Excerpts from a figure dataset
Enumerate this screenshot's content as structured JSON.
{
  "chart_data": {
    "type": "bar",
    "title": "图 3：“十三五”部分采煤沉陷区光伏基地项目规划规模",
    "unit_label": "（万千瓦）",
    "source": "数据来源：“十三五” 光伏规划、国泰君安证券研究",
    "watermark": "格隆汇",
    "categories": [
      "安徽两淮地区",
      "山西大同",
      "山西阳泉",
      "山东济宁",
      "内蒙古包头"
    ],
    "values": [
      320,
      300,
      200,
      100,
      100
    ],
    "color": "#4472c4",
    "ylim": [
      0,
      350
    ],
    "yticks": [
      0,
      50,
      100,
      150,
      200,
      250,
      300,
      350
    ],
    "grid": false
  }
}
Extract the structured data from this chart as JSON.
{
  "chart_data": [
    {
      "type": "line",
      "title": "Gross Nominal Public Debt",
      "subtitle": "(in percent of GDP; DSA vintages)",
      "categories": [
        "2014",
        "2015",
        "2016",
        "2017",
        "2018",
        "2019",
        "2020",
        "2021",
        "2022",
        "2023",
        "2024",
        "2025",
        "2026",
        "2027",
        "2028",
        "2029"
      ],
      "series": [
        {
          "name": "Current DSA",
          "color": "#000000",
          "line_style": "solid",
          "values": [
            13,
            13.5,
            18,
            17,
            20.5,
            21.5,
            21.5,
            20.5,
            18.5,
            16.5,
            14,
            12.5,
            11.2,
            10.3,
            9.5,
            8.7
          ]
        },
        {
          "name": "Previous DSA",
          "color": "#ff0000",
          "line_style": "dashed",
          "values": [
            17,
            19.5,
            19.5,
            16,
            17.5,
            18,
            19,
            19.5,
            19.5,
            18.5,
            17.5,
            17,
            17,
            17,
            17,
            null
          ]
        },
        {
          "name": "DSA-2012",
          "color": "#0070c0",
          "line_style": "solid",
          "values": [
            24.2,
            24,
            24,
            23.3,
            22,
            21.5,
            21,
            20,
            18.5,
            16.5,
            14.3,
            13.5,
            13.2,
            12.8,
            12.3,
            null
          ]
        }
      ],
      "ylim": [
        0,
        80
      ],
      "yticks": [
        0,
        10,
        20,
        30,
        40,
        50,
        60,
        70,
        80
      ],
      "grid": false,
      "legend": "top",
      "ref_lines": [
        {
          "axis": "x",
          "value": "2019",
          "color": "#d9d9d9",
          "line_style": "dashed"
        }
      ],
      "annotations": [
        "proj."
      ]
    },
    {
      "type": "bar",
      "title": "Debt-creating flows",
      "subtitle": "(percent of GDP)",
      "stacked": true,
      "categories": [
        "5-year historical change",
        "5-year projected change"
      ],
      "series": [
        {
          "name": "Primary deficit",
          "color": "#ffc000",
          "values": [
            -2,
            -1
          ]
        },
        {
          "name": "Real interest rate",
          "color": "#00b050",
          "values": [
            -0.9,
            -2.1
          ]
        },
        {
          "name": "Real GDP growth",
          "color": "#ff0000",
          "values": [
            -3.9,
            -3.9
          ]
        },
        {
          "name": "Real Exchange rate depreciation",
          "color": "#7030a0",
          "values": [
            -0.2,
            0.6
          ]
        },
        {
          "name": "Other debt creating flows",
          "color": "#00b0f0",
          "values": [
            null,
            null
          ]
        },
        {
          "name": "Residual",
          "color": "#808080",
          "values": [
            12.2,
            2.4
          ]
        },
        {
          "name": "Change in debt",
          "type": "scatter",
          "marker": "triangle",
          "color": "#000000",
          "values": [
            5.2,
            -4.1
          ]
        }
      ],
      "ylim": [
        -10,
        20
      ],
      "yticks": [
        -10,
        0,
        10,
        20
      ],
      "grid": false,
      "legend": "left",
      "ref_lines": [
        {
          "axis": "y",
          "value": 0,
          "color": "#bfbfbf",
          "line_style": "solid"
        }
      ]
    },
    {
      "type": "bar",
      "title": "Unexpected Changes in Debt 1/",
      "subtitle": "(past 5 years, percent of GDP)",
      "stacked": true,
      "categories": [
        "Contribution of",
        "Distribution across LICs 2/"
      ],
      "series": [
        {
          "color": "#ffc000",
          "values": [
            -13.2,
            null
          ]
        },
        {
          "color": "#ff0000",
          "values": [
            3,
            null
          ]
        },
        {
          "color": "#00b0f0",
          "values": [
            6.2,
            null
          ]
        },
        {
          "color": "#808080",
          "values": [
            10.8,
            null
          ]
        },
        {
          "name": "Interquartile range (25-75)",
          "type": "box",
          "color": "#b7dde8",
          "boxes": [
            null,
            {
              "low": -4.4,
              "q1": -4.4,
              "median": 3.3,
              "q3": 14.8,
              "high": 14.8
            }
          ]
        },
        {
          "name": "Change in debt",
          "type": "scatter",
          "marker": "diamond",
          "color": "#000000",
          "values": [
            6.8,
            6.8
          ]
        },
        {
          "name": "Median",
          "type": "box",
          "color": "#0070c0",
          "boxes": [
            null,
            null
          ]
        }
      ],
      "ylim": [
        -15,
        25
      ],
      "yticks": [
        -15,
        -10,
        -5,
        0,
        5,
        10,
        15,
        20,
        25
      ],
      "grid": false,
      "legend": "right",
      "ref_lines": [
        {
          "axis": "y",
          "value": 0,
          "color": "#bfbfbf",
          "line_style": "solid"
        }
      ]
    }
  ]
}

__Stated exercise__.
Count how many lines in the data above hold the string "legend", and give the number with no other words.

__Exercise output__.
3